What to work on
Locate the lines where "panel" occurs and copy them as they stand.

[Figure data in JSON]
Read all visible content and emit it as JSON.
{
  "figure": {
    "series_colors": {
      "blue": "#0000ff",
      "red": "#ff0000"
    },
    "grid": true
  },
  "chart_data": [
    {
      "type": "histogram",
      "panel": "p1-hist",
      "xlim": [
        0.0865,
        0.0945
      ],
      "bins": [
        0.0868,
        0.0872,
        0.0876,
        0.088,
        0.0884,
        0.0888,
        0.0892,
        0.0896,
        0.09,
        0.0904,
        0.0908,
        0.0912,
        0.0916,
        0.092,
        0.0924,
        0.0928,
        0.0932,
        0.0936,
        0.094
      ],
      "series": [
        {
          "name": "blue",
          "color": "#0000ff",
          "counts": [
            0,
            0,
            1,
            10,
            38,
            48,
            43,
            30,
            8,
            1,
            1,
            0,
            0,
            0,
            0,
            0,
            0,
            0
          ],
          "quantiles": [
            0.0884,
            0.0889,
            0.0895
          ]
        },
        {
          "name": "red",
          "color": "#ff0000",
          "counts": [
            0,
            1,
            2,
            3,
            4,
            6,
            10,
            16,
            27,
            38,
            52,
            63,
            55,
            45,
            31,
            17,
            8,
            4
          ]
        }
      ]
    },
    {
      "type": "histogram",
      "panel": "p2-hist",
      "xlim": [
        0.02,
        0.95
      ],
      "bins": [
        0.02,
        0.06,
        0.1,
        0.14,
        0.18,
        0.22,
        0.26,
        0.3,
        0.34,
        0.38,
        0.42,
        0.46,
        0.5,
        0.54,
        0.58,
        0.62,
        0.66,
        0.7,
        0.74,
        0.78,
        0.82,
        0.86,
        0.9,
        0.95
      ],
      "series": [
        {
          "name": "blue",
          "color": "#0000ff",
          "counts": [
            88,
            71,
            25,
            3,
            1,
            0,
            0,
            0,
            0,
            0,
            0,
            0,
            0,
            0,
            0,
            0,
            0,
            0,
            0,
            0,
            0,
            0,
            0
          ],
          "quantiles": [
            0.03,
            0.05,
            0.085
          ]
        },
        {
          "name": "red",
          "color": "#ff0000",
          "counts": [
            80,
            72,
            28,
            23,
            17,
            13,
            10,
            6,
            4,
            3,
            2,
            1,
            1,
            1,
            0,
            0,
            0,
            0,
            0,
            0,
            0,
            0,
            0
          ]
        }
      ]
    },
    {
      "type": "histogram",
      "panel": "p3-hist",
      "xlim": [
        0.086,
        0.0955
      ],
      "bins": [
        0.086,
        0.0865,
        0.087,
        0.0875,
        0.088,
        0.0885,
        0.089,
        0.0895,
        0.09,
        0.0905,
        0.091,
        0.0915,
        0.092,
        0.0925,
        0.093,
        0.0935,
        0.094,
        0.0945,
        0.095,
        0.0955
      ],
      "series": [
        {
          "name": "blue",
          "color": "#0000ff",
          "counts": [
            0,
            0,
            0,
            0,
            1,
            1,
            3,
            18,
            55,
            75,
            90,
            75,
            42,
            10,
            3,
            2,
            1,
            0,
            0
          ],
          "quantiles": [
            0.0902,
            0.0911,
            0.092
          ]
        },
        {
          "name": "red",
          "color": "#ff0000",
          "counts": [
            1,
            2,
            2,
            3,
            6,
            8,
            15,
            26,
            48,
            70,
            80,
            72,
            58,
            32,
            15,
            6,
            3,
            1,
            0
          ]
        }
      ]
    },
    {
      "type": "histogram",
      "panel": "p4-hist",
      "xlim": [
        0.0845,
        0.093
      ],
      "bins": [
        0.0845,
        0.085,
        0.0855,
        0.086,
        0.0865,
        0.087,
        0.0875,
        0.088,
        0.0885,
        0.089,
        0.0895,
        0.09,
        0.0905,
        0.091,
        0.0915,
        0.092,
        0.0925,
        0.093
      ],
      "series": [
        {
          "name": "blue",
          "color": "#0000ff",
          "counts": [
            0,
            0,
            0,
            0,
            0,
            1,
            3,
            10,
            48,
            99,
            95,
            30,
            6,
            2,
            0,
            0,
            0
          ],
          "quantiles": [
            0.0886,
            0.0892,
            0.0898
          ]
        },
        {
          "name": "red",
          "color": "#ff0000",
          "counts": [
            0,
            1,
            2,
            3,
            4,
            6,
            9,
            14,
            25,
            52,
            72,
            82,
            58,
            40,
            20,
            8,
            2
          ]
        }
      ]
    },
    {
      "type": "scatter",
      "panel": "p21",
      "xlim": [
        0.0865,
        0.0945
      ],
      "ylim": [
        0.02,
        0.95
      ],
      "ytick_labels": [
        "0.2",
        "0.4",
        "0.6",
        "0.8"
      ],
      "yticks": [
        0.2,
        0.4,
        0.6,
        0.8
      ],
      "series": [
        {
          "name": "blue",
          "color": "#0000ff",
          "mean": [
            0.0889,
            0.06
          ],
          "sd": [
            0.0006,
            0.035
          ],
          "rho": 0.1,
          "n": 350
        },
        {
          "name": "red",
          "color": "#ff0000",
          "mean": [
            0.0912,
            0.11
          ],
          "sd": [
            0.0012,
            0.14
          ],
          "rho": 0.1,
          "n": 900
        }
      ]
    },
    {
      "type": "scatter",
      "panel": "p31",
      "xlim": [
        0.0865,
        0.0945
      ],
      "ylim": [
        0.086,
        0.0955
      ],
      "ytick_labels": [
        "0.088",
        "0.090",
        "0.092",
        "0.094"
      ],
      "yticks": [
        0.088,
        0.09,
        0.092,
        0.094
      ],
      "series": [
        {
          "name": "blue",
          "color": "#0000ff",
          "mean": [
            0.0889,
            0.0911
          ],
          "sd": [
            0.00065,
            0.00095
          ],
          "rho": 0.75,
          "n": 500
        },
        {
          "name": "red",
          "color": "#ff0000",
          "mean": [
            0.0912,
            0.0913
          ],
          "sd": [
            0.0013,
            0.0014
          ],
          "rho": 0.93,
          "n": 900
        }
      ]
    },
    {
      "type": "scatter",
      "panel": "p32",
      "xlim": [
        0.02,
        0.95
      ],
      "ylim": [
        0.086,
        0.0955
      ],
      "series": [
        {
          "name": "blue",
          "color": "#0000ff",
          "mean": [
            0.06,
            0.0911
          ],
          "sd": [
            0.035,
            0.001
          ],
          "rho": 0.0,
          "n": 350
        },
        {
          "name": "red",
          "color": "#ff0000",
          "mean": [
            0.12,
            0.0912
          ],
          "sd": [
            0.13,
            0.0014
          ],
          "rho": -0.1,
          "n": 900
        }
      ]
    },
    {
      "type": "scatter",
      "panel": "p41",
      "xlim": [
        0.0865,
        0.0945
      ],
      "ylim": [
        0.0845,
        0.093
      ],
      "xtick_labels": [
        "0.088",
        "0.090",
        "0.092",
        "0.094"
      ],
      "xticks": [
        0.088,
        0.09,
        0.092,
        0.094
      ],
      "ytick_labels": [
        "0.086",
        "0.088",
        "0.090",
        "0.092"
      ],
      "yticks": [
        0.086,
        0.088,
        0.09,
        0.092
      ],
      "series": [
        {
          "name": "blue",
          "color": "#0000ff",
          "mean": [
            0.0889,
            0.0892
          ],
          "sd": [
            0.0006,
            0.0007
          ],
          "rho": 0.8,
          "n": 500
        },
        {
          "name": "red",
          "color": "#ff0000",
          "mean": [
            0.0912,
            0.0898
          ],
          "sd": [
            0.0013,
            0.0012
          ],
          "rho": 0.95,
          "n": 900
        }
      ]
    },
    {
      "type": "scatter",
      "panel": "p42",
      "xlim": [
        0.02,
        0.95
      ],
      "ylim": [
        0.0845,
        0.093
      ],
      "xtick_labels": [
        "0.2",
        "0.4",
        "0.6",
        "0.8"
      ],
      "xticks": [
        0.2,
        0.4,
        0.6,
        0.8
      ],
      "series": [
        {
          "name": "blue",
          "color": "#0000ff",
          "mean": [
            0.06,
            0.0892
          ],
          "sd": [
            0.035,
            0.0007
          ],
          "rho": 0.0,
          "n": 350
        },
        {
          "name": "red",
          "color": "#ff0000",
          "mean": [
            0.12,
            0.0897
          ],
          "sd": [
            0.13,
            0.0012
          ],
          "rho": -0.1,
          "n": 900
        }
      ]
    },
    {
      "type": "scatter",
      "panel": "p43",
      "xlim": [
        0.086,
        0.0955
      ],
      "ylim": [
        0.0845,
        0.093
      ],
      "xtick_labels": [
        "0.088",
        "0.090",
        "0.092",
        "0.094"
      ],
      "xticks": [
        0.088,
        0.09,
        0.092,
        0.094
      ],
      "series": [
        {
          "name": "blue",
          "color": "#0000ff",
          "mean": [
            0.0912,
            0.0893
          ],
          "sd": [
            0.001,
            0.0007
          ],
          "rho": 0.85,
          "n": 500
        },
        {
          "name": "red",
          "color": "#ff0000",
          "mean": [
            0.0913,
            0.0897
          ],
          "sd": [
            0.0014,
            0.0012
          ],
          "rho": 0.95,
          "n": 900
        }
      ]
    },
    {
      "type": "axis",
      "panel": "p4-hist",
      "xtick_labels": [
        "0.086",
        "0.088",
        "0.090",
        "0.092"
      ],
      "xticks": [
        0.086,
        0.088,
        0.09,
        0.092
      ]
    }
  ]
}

Task output
      "panel": "p1-hist",
      "panel": "p2-hist",
      "panel": "p3-hist",
      "panel": "p4-hist",
      "panel": "p21",
      "panel": "p31",
      "panel": "p32",
      "panel": "p41",
      "panel": "p42",
      "panel": "p43",
      "panel": "p4-hist",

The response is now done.